(SOURCE MATERIAL)
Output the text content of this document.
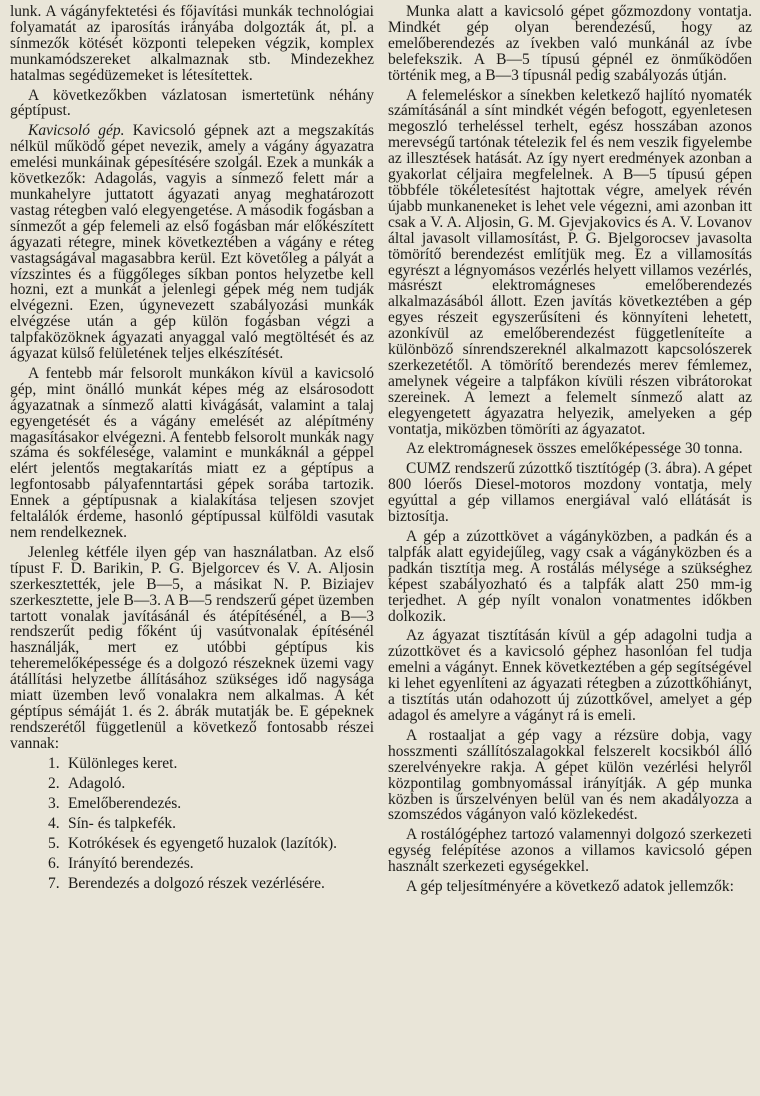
lunk. A vágányfektetési és főjavítási munkák technológiai folyamatát az iparosítás irányába dolgozták át, pl. a sínmezők kötését központi telepeken végzik, komplex munkamódszereket alkalmaznak stb. Mindezekhez hatalmas segédüzemeket is létesítettek.

A következőkben vázlatosan ismertetünk néhány géptípust.

Kavicsoló gép. Kavicsoló gépnek azt a megszakítás nélkül működő gépet nevezik, amely a vágány ágyazatra emelési munkáinak gépesítésére szolgál. Ezek a munkák a következők: Adagolás, vagyis a sínmező felett már a munkahelyre juttatott ágyazati anyag meghatározott vastag rétegben való elegyengetése. A második fogásban a sínmezőt a gép felemeli az első fogásban már előkészített ágyazati rétegre, minek következtében a vágány e réteg vastagságával magasabbra kerül. Ezt követőleg a pályát a vízszintes és a függőleges síkban pontos helyzetbe kell hozni, ezt a munkát a jelenlegi gépek még nem tudják elvégezni. Ezen, úgynevezett szabályozási munkák elvégzése után a gép külön fogásban végzi a talpfaközöknek ágyazati anyaggal való megtöltését és az ágyazat külső felületének teljes elkészítését.

A fentebb már felsorolt munkákon kívül a kavicsoló gép, mint önálló munkát képes még az elsárosodott ágyazatnak a sínmező alatti kivágását, valamint a talaj egyengetését és a vágány emelését az alépítmény magasításakor elvégezni. A fentebb felsorolt munkák nagy száma és sokfélesége, valamint e munkáknál a géppel elért jelentős megtakarítás miatt ez a géptípus a legfontosabb pályafenntartási gépek sorába tartozik. Ennek a géptípusnak a kialakítása teljesen szovjet feltalálók érdeme, hasonló géptípussal külföldi vasutak nem rendelkeznek.

Jelenleg kétféle ilyen gép van használatban. Az első típust F. D. Barikin, P. G. Bjelgorcev és V. A. Aljosin szerkesztették, jele B—5, a másikat N. P. Biziajev szerkesztette, jele B—3. A B—5 rendszerű gépet üzemben tartott vonalak javításánál és átépítésénél, a B—3 rendszerűt pedig főként új vasútvonalak építésénél használják, mert ez utóbbi géptípus kis teheremelőképessége és a dolgozó részeknek üzemi vagy átállítási helyzetbe állításához szükséges idő nagysága miatt üzemben levő vonalakra nem alkalmas. A két géptípus sémáját 1. és 2. ábrák mutatják be. E gépeknek rendszerétől függetlenül a következő fontosabb részei vannak:

1. Különleges keret.
2. Adagoló.
3. Emelőberendezés.
4. Sín- és talpkefék.
5. Kotrókések és egyengető huzalok (lazítók).
6. Irányító berendezés.
7. Berendezés a dolgozó részek vezérlésére.

Munka alatt a kavicsoló gépet gőzmozdony vontatja. Mindkét gép olyan berendezésű, hogy az emelőberendezés az ívekben való munkánál az ívbe belefekszik. A B—5 típusú gépnél ez önműködően történik meg, a B—3 típusnál pedig szabályozás útján.

A felemeléskor a sínekben keletkező hajlító nyomaték számításánál a sínt mindkét végén befogott, egyenletesen megoszló terheléssel terhelt, egész hosszában azonos merevségű tartónak tételezik fel és nem veszik figyelembe az illesztések hatását. Az így nyert eredmények azonban a gyakorlat céljaira megfelelnek. A B—5 típusú gépen többféle tökéletesítést hajtottak végre, amelyek révén újabb munkaneneket is lehet vele végezni, ami azonban itt csak a V. A. Aljosin, G. M. Gjevjakovics és A. V. Lovanov által javasolt villamosítást, P. G. Bjelgorocsev javasolta tömörítő berendezést említjük meg. Ez a villamosítás egyrészt a légnyomásos vezérlés helyett villamos vezérlés, másrészt elektromágneses emelőberendezés alkalmazásából állott. Ezen javítás következtében a gép egyes részeit egyszerűsíteni és könnyíteni lehetett, azonkívül az emelőberendezést függetleníteíte a különböző sínrendszereknél alkalmazott kapcsolószerek szerkezetétől. A tömörítő berendezés merev fémlemez, amelynek végeire a talpfákon kívüli részen vibrátorokat szereinek. A lemezt a felemelt sínmező alatt az elegyengetett ágyazatra helyezik, amelyeken a gép vontatja, miközben tömöríti az ágyazatot.

Az elektromágnesek összes emelőképessége 30 tonna.

CUMZ rendszerű zúzottkő tisztítógép (3. ábra). A gépet 800 lóerős Diesel-motoros mozdony vontatja, mely egyúttal a gép villamos energiával való ellátását is biztosítja.

A gép a zúzottkövet a vágányközben, a padkán és a talpfák alatt egyidejűleg, vagy csak a vágányközben és a padkán tisztítja meg. A rostálás mélysége a szükséghez képest szabályozható és a talpfák alatt 250 mm-ig terjedhet. A gép nyílt vonalon vonatmentes időkben dolkozik.

Az ágyazat tisztításán kívül a gép adagolni tudja a zúzottkövet és a kavicsoló géphez hasonlóan fel tudja emelni a vágányt. Ennek következtében a gép segítségével ki lehet egyenlíteni az ágyazati rétegben a zúzottkőhiányt, a tisztítás után odahozott új zúzottkővel, amelyet a gép adagol és amelyre a vágányt rá is emeli.

A rostaaljat a gép vagy a rézsüre dobja, vagy hosszmenti szállítószalagokkal felszerelt kocsikból álló szerelvényekre rakja. A gépet külön vezérlési helyről központilag gombnyomással irányítják. A gép munka közben is űrszelvényen belül van és nem akadályozza a szomszédos vágányon való közlekedést.

A rostálógéphez tartozó valamennyi dolgozó szerkezeti egység felépítése azonos a villamos kavicsoló gépen használt szerkezeti egységekkel.

A gép teljesítményére a következő adatok jellemzők:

(WHAT IS EXPECTED) Wherever a line in the data above holds "munkát", copy that line.

(RESPONSE TO THE TASK)
Kavicsoló gép. Kavicsoló gépnek azt a megszakítás nélkül működő gépet nevezik, amely a vágány ágyazatra emelési munkáinak gépesítésére szolgál. Ezek a munkák a következők: Adagolás, vagyis a sínmező felett már a munkahelyre juttatott ágyazati anyag meghatározott vastag rétegben való elegyengetése. A második fogásban a sínmezőt a gép felemeli az első fogásban már előkészített ágyazati rétegre, minek következtében a vágány e réteg vastagságával magasabbra kerül. Ezt követőleg a pályát a vízszintes és a függőleges síkban pontos helyzetbe kell hozni, ezt a munkát a jelenlegi gépek még nem tudják elvégezni. Ezen, úgynevezett szabályozási munkák elvégzése után a gép külön fogásban végzi a talpfaközöknek ágyazati anyaggal való megtöltését és az ágyazat külső felületének teljes elkészítését.
A fentebb már felsorolt munkákon kívül a kavicsoló gép, mint önálló munkát képes még az elsárosodott ágyazatnak a sínmező alatti kivágását, valamint a talaj egyengetését és a vágány emelését az alépítmény magasításakor elvégezni. A fentebb felsorolt munkák nagy száma és sokfélesége, valamint e munkáknál a géppel elért jelentős megtakarítás miatt ez a géptípus a legfontosabb pályafenntartási gépek sorába tartozik. Ennek a géptípusnak a kialakítása teljesen szovjet feltalálók érdeme, hasonló géptípussal külföldi vasutak nem rendelkeznek.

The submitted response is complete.